> Your task
Below are some records. Say in a single number how many of their lines include the word "production".
:: Data for the task
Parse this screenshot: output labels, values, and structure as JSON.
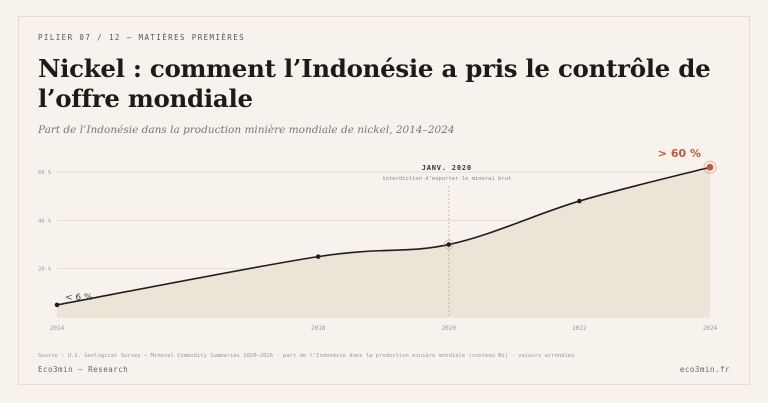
{
  "header": {
    "kicker": "PILIER 07 / 12 — MATIÈRES PREMIÈRES",
    "title": "Nickel : comment l’Indonésie a pris le contrôle de l’offre mondiale",
    "subtitle": "Part de l’Indonésie dans la production minière mondiale de nickel, 2014–2024"
  },
  "chart_data": {
    "type": "area",
    "x": [
      2014,
      2018,
      2020,
      2022,
      2024
    ],
    "values": [
      5,
      25,
      30,
      48,
      62
    ],
    "ylim": [
      0,
      65
    ],
    "xlim": [
      2014,
      2024
    ],
    "y_ticks": [
      {
        "value": 20,
        "label": "20 %"
      },
      {
        "value": 40,
        "label": "40 %"
      },
      {
        "value": 60,
        "label": "60 %"
      }
    ],
    "x_ticks": [
      "2014",
      "2018",
      "2020",
      "2022",
      "2024"
    ],
    "grid": true,
    "annotations": {
      "start_label": "< 6 %",
      "end_label": "> 60 %",
      "event": {
        "x": 2020,
        "title": "JANV. 2020",
        "text": "interdiction d’exporter le minerai brut"
      }
    },
    "colors": {
      "line": "#1f1f1f",
      "area": "#ece4d6",
      "accent": "#c0573a",
      "grid": "#e2dbcf",
      "event": "#b9b0a2"
    }
  },
  "footer": {
    "source": "Source : U.S. Geological Survey — Mineral Commodity Summaries 2020–2026 · part de l’Indonésie dans la production minière mondiale (contenu Ni) · valeurs arrondies",
    "brand": "Eco3min — Research",
    "url": "eco3min.fr"
  }
}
::::
> Reply to the task
2